[Exercise directions]
Report only the number of lines that hold the word "structured".

[Supplied data]
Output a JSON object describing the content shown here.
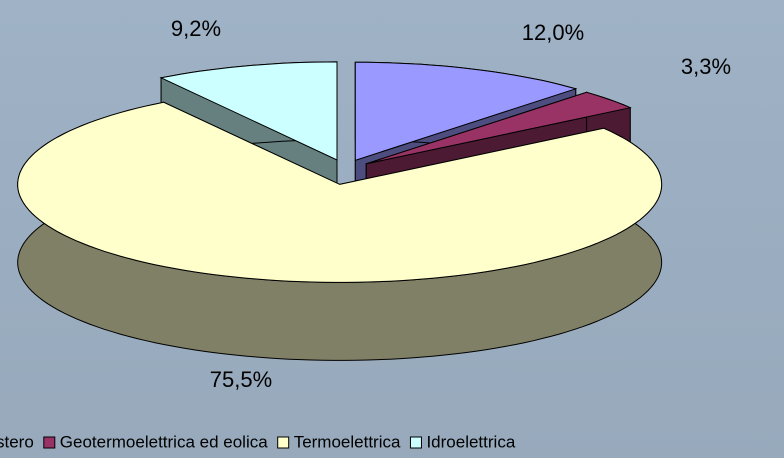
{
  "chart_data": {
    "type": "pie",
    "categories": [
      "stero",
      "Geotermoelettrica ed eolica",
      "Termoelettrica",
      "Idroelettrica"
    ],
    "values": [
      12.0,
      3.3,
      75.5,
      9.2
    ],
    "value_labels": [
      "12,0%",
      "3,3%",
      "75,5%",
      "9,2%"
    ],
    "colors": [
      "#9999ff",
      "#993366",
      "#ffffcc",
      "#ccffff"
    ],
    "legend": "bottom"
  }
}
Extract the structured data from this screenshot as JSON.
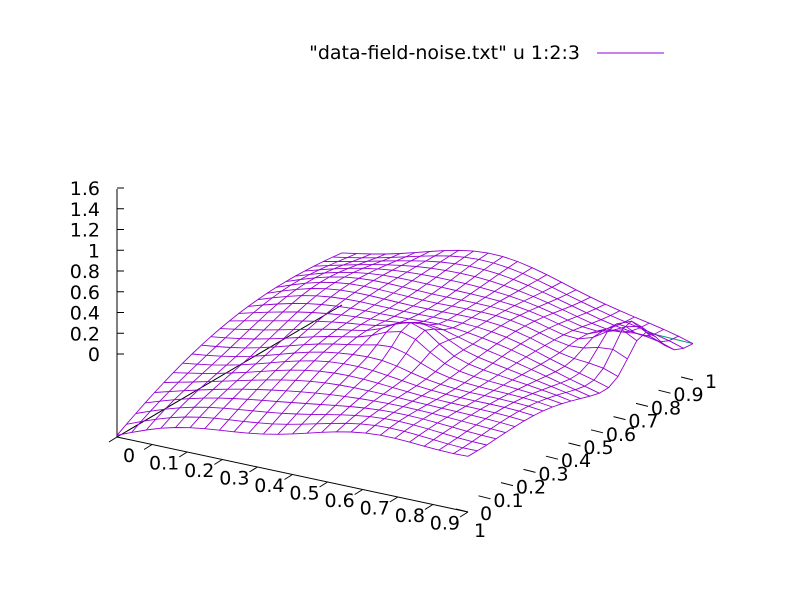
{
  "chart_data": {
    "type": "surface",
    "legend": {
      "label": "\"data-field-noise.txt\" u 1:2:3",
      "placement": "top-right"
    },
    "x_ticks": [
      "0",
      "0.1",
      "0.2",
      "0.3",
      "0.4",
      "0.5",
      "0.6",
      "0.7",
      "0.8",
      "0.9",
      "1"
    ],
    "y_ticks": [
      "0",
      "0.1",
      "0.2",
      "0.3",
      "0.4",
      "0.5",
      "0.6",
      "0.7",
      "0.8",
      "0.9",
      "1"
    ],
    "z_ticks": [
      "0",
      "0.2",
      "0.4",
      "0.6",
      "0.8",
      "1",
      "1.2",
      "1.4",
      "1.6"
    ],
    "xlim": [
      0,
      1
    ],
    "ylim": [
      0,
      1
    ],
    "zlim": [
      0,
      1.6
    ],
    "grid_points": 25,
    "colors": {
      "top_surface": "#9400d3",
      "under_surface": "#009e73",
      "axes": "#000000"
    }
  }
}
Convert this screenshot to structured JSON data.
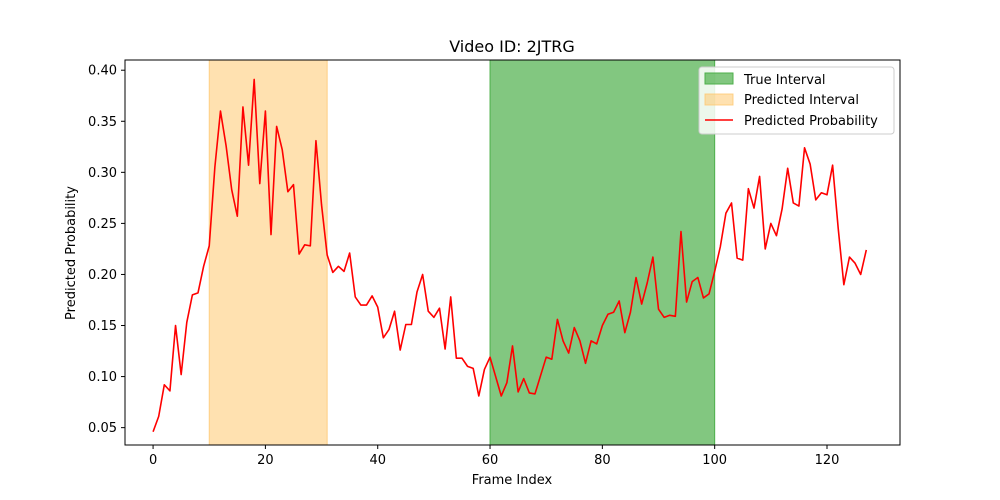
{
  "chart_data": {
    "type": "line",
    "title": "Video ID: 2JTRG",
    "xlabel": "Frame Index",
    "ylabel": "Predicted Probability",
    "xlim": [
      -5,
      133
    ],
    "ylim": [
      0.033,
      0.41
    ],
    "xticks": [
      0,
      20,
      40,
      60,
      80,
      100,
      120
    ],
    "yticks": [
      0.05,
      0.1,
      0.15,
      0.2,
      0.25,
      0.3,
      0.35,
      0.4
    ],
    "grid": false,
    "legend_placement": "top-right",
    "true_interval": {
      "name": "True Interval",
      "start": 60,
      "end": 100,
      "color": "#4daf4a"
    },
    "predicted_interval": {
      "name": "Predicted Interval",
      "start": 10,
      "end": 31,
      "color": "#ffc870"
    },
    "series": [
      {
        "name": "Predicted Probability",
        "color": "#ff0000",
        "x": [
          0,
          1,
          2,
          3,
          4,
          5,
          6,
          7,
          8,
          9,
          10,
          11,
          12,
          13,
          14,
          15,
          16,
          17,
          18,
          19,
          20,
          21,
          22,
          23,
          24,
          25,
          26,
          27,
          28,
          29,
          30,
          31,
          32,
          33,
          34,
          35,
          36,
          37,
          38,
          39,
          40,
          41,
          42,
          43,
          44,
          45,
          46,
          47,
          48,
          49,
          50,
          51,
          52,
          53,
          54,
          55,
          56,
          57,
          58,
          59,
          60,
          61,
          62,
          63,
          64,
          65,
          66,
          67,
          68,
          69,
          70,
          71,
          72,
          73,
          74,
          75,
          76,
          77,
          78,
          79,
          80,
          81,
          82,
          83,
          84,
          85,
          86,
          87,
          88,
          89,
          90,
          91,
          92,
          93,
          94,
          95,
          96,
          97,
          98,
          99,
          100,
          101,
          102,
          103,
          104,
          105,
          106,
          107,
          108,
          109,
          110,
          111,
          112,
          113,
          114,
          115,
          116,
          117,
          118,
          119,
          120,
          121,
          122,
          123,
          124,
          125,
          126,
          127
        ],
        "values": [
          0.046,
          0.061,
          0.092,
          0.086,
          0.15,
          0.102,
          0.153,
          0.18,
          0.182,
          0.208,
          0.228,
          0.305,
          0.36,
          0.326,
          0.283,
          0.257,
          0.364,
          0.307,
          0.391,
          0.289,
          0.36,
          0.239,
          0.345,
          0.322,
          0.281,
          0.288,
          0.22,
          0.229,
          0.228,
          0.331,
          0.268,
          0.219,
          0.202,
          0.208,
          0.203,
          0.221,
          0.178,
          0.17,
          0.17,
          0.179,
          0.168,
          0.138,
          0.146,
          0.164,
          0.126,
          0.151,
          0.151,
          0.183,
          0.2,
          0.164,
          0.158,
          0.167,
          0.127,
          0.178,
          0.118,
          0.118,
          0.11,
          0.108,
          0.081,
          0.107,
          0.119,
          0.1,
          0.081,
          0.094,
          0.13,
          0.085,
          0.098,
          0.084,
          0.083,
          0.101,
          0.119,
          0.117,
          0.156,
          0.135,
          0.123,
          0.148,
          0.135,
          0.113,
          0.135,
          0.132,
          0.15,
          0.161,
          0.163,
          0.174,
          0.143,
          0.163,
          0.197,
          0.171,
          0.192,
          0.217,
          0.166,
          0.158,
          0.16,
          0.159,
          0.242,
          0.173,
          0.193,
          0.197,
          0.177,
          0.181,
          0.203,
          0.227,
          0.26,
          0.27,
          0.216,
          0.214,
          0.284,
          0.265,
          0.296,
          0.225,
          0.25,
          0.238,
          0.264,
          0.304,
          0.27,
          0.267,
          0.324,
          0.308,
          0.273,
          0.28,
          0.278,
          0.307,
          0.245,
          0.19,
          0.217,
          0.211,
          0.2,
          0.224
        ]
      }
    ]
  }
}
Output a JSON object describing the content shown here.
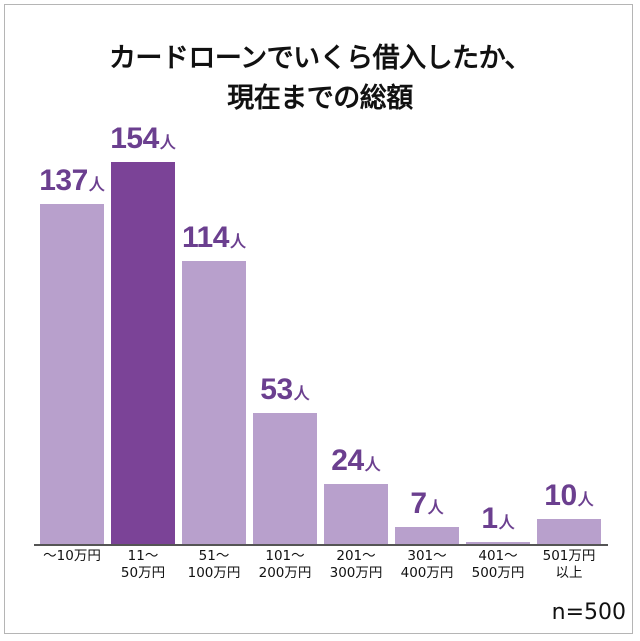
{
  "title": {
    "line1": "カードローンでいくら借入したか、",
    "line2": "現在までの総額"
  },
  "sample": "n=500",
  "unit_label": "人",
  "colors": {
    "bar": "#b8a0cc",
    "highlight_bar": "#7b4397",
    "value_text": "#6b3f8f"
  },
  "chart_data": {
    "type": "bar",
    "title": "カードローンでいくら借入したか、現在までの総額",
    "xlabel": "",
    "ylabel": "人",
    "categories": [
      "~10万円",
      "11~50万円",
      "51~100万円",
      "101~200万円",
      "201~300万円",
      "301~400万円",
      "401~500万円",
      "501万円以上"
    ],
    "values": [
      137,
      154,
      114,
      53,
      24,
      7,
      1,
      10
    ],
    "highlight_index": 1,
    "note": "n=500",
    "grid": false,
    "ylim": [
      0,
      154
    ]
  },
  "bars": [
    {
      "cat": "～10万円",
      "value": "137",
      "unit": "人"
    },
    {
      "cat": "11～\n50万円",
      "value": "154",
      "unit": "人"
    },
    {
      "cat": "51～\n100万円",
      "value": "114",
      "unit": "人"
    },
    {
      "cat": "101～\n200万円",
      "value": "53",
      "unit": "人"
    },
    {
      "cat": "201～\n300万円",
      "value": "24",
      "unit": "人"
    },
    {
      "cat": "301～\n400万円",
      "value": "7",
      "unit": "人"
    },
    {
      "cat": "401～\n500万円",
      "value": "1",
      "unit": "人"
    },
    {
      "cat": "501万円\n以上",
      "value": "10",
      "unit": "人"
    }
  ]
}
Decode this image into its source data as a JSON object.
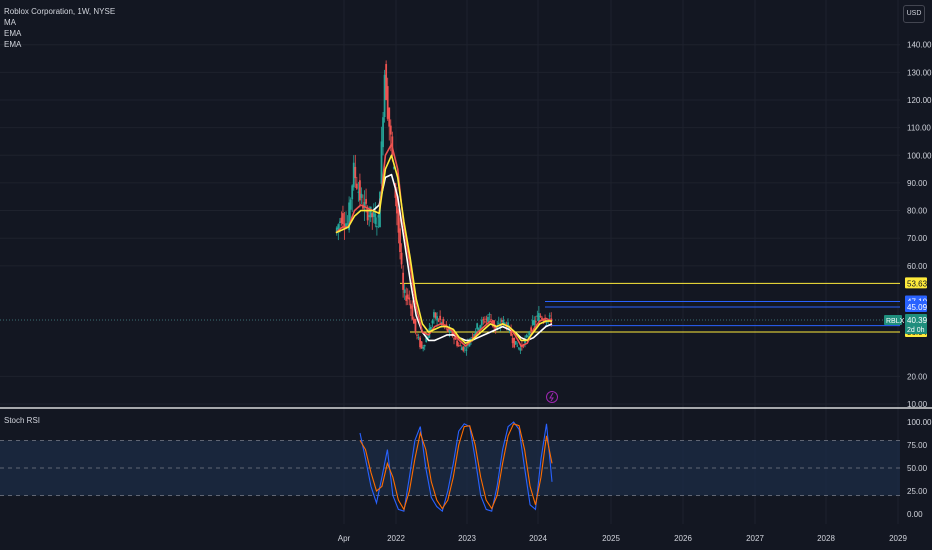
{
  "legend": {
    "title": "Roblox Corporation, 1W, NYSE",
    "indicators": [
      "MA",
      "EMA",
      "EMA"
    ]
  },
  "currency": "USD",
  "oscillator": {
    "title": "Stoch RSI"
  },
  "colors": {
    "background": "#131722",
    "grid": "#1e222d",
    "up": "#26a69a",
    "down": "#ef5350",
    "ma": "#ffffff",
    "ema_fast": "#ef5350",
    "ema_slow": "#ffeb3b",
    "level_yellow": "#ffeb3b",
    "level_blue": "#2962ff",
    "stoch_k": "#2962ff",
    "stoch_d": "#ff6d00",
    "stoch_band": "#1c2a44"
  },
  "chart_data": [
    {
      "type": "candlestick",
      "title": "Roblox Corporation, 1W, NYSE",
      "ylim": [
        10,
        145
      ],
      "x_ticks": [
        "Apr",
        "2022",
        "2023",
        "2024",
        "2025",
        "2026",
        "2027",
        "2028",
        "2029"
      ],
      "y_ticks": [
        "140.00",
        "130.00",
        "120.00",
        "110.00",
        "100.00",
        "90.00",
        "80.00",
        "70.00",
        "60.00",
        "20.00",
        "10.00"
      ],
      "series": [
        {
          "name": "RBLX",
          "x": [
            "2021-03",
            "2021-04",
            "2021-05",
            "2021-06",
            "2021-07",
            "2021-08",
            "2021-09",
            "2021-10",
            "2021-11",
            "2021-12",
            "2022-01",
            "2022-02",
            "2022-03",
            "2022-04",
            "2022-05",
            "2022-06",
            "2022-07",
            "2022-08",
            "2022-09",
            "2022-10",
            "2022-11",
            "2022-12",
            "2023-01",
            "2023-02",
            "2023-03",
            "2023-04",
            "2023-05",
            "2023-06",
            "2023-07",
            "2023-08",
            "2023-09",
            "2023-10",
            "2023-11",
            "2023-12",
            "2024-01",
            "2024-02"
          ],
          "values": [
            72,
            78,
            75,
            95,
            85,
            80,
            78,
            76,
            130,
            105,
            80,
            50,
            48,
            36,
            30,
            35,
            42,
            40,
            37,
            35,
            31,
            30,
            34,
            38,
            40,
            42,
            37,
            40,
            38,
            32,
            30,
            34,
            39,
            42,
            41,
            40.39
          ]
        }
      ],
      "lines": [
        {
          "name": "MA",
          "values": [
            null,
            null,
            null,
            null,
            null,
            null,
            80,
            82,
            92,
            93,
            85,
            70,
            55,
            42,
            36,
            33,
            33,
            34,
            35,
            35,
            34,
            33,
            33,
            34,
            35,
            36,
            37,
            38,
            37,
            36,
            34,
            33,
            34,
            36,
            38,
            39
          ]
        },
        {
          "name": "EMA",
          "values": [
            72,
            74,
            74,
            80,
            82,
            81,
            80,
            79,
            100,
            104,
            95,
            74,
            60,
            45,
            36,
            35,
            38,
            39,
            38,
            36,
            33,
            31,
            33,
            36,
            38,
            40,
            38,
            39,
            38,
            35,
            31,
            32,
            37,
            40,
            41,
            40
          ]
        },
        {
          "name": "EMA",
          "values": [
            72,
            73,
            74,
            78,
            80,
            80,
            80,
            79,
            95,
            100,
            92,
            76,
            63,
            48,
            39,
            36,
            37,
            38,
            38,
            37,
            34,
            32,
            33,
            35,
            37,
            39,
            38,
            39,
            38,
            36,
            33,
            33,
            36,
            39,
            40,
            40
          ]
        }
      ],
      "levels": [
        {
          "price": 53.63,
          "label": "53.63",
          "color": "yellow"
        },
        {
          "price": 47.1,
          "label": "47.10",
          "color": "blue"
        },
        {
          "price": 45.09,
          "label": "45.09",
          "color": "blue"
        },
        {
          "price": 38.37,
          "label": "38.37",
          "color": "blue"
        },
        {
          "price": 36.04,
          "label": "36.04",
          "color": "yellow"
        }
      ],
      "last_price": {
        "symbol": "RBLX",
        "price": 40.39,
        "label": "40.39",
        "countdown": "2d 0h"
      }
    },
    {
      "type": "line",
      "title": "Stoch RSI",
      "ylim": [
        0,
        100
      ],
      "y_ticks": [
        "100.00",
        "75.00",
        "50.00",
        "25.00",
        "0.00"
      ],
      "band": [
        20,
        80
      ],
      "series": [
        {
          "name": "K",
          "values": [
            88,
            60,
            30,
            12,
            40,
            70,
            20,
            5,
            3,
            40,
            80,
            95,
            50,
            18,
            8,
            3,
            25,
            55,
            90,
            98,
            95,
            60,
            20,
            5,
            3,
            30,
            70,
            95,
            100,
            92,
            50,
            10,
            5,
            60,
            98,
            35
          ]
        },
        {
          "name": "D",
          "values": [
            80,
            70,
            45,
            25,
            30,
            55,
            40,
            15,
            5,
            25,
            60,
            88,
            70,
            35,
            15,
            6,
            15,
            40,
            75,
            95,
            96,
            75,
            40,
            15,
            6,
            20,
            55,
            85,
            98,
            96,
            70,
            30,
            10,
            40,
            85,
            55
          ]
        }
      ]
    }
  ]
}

[Task response]
2